> _Work to complete_
Send back all the data below, exactly as given.
begin Extracted information
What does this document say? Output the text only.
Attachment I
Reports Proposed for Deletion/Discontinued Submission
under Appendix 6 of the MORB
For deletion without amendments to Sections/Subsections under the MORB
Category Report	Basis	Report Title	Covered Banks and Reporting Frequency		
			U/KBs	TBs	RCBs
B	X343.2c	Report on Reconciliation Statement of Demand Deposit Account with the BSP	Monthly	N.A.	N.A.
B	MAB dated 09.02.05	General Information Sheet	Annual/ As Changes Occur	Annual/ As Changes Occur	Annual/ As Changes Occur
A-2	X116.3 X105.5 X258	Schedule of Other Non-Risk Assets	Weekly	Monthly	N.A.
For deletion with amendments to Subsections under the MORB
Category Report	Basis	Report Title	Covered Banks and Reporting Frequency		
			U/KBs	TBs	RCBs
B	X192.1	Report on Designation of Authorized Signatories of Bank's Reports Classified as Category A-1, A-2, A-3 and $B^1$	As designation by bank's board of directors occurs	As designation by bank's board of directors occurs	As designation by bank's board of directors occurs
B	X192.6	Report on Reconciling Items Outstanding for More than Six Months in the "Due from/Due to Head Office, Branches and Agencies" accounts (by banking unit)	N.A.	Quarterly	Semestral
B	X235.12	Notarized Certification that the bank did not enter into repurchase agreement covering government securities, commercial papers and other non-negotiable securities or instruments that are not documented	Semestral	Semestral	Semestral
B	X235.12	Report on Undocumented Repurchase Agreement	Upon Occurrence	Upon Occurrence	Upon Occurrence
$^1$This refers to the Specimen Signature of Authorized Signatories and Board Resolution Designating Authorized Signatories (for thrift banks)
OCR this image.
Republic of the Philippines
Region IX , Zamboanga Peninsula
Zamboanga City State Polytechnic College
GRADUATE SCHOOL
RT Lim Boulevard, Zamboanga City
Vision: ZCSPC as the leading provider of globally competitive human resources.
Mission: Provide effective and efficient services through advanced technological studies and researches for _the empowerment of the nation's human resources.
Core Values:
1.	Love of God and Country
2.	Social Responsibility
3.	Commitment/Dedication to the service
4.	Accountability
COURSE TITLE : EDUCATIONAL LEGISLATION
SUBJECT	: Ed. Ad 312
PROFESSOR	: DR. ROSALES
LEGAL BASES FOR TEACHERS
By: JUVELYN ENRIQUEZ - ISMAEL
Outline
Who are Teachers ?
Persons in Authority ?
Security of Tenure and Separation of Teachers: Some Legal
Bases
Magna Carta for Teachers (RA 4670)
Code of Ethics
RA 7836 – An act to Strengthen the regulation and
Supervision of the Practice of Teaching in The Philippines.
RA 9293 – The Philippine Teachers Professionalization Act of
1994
end Extracted information
> _Output for this exercise_
What does this document say? Output the text only.
Attachment I
Reports Proposed for Deletion/Discontinued Submission
under Appendix 6 of the MORB
For deletion without amendments to Sections/Subsections under the MORB
Category Report	Basis	Report Title	Covered Banks and Reporting Frequency		
			U/KBs	TBs	RCBs
B	X343.2c	Report on Reconciliation Statement of Demand Deposit Account with the BSP	Monthly	N.A.	N.A.
B	MAB dated 09.02.05	General Information Sheet	Annual/ As Changes Occur	Annual/ As Changes Occur	Annual/ As Changes Occur
A-2	X116.3 X105.5 X258	Schedule of Other Non-Risk Assets	Weekly	Monthly	N.A.
For deletion with amendments to Subsections under the MORB
Category Report	Basis	Report Title	Covered Banks and Reporting Frequency		
			U/KBs	TBs	RCBs
B	X192.1	Report on Designation of Authorized Signatories of Bank's Reports Classified as Category A-1, A-2, A-3 and $B^1$	As designation by bank's board of directors occurs	As designation by bank's board of directors occurs	As designation by bank's board of directors occurs
B	X192.6	Report on Reconciling Items Outstanding for More than Six Months in the "Due from/Due to Head Office, Branches and Agencies" accounts (by banking unit)	N.A.	Quarterly	Semestral
B	X235.12	Notarized Certification that the bank did not enter into repurchase agreement covering government securities, commercial papers and other non-negotiable securities or instruments that are not documented	Semestral	Semestral	Semestral
B	X235.12	Report on Undocumented Repurchase Agreement	Upon Occurrence	Upon Occurrence	Upon Occurrence
$^1$This refers to the Specimen Signature of Authorized Signatories and Board Resolution Designating Authorized Signatories (for thrift banks)
OCR this image.
Republic of the Philippines
Region IX , Zamboanga Peninsula
Zamboanga City State Polytechnic College
GRADUATE SCHOOL
RT Lim Boulevard, Zamboanga City
Vision: ZCSPC as the leading provider of globally competitive human resources.
Mission: Provide effective and efficient services through advanced technological studies and researches for _the empowerment of the nation's human resources.
Core Values:
1.	Love of God and Country
2.	Social Responsibility
3.	Commitment/Dedication to the service
4.	Accountability
COURSE TITLE : EDUCATIONAL LEGISLATION
SUBJECT	: Ed. Ad 312
PROFESSOR	: DR. ROSALES
LEGAL BASES FOR TEACHERS
By: JUVELYN ENRIQUEZ - ISMAEL
Outline
Who are Teachers ?
Persons in Authority ?
Security of Tenure and Separation of Teachers: Some Legal
Bases
Magna Carta for Teachers (RA 4670)
Code of Ethics
RA 7836 – An act to Strengthen the regulation and
Supervision of the Practice of Teaching in The Philippines.
RA 9293 – The Philippine Teachers Professionalization Act of
1994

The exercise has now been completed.